Stored items:
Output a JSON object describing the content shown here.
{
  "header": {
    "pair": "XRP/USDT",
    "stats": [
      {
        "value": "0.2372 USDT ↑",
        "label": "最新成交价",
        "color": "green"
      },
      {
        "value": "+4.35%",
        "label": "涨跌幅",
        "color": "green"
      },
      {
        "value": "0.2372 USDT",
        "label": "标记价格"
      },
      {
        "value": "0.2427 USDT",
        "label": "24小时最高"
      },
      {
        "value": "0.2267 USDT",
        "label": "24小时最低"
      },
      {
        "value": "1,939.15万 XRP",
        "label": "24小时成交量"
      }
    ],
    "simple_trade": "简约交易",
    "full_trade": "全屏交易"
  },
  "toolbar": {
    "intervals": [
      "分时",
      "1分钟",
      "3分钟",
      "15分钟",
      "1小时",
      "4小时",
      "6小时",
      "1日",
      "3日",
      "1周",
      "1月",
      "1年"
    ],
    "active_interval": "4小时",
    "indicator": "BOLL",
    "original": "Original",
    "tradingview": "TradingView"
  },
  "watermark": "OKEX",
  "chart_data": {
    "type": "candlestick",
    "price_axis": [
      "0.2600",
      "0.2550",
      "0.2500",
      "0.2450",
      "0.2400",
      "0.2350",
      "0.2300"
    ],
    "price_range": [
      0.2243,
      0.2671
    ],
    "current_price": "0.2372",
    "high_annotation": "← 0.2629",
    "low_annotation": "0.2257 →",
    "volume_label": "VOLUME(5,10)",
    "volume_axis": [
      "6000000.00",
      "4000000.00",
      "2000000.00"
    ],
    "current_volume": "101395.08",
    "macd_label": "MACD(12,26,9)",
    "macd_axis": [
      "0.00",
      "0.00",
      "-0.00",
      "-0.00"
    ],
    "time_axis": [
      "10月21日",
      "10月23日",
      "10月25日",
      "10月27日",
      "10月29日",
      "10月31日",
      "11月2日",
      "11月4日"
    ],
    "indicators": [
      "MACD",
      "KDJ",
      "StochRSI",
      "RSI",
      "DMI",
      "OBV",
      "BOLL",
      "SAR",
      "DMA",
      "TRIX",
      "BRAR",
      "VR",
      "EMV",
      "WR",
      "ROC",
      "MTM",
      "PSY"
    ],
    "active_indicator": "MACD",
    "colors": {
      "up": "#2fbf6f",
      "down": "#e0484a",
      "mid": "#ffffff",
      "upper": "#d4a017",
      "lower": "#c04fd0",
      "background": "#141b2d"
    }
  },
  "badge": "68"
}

__WHAT IS EXPECTED__: Give the entries again in full, exactly as they are written.

__PROBLEM SOLUTION__:
Output a JSON object describing the content shown here.
{
  "header": {
    "pair": "XRP/USDT",
    "stats": [
      {
        "value": "0.2372 USDT ↑",
        "label": "最新成交价",
        "color": "green"
      },
      {
        "value": "+4.35%",
        "label": "涨跌幅",
        "color": "green"
      },
      {
        "value": "0.2372 USDT",
        "label": "标记价格"
      },
      {
        "value": "0.2427 USDT",
        "label": "24小时最高"
      },
      {
        "value": "0.2267 USDT",
        "label": "24小时最低"
      },
      {
        "value": "1,939.15万 XRP",
        "label": "24小时成交量"
      }
    ],
    "simple_trade": "简约交易",
    "full_trade": "全屏交易"
  },
  "toolbar": {
    "intervals": [
      "分时",
      "1分钟",
      "3分钟",
      "15分钟",
      "1小时",
      "4小时",
      "6小时",
      "1日",
      "3日",
      "1周",
      "1月",
      "1年"
    ],
    "active_interval": "4小时",
    "indicator": "BOLL",
    "original": "Original",
    "tradingview": "TradingView"
  },
  "watermark": "OKEX",
  "chart_data": {
    "type": "candlestick",
    "price_axis": [
      "0.2600",
      "0.2550",
      "0.2500",
      "0.2450",
      "0.2400",
      "0.2350",
      "0.2300"
    ],
    "price_range": [
      0.2243,
      0.2671
    ],
    "current_price": "0.2372",
    "high_annotation": "← 0.2629",
    "low_annotation": "0.2257 →",
    "volume_label": "VOLUME(5,10)",
    "volume_axis": [
      "6000000.00",
      "4000000.00",
      "2000000.00"
    ],
    "current_volume": "101395.08",
    "macd_label": "MACD(12,26,9)",
    "macd_axis": [
      "0.00",
      "0.00",
      "-0.00",
      "-0.00"
    ],
    "time_axis": [
      "10月21日",
      "10月23日",
      "10月25日",
      "10月27日",
      "10月29日",
      "10月31日",
      "11月2日",
      "11月4日"
    ],
    "indicators": [
      "MACD",
      "KDJ",
      "StochRSI",
      "RSI",
      "DMI",
      "OBV",
      "BOLL",
      "SAR",
      "DMA",
      "TRIX",
      "BRAR",
      "VR",
      "EMV",
      "WR",
      "ROC",
      "MTM",
      "PSY"
    ],
    "active_indicator": "MACD",
    "colors": {
      "up": "#2fbf6f",
      "down": "#e0484a",
      "mid": "#ffffff",
      "upper": "#d4a017",
      "lower": "#c04fd0",
      "background": "#141b2d"
    }
  },
  "badge": "68"
}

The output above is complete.